_To be done_
Determine how many lines hold "JSON" and give only that number.

_Records provided_
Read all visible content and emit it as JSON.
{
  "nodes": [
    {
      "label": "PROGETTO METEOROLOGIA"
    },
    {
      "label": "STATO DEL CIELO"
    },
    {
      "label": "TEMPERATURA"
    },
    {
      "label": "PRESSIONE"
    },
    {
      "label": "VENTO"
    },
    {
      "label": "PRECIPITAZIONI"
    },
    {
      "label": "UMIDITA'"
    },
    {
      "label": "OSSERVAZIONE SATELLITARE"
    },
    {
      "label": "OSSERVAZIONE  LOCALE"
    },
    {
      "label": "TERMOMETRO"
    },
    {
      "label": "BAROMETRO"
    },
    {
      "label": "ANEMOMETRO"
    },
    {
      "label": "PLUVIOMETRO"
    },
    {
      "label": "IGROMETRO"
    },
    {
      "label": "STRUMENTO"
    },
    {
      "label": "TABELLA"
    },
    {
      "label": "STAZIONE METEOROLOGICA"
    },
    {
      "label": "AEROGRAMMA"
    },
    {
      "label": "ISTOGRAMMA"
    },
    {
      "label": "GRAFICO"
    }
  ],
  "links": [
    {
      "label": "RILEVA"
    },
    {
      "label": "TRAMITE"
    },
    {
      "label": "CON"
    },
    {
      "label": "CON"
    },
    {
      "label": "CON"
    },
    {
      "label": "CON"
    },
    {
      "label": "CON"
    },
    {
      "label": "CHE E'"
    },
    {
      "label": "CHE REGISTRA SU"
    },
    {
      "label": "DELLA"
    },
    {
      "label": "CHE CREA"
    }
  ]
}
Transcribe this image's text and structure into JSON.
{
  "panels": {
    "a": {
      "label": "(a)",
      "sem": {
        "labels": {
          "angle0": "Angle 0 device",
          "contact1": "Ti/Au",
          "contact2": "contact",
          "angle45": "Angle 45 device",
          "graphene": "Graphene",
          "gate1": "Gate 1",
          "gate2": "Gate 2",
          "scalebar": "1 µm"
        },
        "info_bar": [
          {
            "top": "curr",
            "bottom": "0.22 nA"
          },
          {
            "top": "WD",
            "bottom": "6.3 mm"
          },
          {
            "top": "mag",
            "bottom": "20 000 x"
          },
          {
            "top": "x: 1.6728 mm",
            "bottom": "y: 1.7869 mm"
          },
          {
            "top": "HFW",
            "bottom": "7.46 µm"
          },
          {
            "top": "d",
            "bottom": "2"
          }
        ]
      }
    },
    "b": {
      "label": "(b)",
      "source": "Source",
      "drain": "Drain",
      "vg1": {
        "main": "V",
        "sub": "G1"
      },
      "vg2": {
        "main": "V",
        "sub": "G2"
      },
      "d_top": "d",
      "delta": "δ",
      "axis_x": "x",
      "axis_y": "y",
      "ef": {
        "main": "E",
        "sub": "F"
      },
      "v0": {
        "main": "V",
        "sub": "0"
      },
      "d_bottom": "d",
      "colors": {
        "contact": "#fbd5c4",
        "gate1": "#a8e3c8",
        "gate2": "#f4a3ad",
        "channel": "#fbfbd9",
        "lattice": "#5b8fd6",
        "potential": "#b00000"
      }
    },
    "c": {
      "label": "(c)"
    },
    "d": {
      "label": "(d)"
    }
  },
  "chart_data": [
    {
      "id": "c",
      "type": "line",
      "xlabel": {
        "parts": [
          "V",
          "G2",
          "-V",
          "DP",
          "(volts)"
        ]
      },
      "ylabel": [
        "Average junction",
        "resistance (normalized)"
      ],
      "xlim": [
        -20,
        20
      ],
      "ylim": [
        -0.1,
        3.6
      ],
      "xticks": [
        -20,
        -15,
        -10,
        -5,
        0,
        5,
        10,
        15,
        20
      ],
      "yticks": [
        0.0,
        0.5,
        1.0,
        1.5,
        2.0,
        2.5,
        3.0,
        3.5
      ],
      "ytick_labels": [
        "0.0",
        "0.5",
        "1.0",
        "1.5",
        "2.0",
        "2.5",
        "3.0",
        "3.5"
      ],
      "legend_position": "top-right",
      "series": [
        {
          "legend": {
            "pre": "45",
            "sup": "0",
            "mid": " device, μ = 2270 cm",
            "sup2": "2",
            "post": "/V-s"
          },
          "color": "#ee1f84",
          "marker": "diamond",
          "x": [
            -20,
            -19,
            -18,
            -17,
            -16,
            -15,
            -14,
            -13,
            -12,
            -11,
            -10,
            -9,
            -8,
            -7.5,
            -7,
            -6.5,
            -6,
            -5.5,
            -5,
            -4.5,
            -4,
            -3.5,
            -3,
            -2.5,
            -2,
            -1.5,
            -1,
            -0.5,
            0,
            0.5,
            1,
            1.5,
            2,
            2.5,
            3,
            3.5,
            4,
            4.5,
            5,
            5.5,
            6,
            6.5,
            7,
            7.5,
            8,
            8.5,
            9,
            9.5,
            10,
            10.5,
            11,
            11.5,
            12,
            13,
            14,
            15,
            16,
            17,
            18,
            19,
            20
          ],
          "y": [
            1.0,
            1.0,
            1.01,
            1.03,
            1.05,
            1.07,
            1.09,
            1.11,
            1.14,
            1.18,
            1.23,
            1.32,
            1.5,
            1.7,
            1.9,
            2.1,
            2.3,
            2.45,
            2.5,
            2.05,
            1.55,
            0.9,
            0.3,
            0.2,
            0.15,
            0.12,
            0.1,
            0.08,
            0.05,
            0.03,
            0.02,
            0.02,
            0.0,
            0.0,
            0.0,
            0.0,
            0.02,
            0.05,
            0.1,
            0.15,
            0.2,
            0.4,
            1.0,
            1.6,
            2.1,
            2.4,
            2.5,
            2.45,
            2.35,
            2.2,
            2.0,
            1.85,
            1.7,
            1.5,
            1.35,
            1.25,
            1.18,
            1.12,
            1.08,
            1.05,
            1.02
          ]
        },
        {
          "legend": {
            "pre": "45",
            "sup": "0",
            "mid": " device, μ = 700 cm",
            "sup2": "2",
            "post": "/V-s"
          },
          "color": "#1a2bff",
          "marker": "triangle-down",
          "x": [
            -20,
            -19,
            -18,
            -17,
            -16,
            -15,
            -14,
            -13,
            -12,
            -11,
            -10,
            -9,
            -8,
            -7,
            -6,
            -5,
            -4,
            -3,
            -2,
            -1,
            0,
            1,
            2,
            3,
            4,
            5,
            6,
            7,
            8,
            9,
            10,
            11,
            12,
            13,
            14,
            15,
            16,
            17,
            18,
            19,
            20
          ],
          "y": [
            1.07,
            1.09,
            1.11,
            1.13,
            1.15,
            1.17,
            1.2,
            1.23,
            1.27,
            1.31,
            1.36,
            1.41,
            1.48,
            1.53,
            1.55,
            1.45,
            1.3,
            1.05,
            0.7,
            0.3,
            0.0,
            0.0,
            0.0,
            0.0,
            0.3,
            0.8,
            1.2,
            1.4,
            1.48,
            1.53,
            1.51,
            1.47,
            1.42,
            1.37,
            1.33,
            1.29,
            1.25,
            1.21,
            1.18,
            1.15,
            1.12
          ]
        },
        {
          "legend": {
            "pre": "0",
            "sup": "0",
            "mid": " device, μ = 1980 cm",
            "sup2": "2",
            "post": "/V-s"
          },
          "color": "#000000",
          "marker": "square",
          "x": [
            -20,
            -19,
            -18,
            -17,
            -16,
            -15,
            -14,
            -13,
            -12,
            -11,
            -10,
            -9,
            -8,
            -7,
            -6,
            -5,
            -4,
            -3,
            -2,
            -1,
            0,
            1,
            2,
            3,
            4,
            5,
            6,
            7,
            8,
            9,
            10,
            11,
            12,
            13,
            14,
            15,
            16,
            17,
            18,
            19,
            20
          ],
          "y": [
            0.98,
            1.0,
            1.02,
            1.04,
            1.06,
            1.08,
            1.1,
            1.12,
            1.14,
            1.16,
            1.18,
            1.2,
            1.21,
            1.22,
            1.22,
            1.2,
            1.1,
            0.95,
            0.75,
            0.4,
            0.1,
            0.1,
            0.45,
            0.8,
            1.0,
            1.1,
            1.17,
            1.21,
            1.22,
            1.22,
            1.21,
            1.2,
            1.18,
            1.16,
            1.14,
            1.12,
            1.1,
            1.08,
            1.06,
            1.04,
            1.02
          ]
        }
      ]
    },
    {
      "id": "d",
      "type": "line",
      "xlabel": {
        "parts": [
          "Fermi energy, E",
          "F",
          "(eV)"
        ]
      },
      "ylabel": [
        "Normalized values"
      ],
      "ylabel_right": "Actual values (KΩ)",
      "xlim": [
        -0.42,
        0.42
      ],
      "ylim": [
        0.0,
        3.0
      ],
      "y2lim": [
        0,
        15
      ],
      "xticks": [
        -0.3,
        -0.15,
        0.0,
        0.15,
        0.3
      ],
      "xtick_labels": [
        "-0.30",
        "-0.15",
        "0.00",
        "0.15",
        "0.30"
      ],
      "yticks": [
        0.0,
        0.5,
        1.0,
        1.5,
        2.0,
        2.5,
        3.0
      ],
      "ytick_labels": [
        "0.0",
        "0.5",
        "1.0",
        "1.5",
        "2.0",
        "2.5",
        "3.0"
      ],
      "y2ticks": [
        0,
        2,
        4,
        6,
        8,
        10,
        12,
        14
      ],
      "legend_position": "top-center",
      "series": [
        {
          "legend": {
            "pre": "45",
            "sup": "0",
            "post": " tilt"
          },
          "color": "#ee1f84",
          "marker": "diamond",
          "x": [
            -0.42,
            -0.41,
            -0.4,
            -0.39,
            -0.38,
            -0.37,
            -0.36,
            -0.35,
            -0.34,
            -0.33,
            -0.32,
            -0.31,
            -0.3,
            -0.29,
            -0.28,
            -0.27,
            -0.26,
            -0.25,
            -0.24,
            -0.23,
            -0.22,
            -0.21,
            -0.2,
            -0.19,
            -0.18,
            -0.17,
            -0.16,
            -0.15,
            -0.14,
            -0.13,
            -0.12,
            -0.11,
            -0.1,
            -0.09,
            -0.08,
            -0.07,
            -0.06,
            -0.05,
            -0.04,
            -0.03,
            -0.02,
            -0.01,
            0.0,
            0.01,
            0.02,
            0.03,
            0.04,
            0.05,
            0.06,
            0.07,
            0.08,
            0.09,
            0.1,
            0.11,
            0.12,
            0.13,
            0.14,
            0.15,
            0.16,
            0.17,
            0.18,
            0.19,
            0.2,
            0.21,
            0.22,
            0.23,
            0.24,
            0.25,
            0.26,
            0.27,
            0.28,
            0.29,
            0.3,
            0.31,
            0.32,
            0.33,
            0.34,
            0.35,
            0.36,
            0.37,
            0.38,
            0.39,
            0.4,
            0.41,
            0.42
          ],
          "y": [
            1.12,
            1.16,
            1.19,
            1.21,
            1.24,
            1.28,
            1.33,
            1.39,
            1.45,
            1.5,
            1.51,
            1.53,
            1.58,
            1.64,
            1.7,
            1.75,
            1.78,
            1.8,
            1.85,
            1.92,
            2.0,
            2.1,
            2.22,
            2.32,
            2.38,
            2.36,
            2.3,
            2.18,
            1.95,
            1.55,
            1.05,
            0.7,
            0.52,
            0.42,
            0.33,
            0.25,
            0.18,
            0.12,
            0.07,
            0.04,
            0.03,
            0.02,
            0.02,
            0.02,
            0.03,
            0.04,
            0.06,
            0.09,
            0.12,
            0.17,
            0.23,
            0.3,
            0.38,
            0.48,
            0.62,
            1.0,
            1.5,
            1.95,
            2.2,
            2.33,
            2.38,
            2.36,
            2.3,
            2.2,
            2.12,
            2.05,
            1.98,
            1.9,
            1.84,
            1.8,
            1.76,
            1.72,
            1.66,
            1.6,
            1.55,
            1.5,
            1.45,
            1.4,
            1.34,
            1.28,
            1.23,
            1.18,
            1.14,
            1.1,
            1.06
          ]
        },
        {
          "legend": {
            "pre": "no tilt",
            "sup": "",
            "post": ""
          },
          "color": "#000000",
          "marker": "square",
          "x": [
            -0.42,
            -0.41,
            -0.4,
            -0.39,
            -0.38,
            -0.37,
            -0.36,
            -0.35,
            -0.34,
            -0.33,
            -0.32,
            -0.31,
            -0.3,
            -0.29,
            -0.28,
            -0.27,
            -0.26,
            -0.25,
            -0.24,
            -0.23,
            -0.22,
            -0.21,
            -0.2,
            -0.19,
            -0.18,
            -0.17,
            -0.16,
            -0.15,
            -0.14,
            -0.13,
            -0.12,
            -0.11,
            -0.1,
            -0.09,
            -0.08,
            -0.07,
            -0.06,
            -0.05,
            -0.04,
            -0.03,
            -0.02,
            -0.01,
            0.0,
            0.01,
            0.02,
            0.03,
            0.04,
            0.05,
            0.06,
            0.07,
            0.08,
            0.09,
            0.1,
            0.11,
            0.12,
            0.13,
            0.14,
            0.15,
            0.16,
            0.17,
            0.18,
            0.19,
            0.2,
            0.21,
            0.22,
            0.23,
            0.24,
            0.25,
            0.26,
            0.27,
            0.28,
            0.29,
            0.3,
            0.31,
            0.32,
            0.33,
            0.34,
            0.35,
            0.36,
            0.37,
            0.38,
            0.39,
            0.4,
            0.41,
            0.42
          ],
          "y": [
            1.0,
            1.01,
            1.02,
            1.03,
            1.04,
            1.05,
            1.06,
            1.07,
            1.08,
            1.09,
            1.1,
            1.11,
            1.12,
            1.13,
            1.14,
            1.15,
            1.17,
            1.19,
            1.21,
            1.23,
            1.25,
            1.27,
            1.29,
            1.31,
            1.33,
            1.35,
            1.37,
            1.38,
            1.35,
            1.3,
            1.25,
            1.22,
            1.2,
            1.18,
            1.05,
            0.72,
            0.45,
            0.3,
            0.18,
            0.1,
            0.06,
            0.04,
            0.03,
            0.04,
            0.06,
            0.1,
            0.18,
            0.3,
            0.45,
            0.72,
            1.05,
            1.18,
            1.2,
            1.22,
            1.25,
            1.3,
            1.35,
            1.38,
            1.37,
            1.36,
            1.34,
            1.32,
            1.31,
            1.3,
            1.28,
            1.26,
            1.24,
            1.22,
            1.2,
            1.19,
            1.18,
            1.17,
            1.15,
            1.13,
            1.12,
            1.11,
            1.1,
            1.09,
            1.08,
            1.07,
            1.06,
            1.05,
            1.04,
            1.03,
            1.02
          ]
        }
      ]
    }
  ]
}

_Exercise output_
2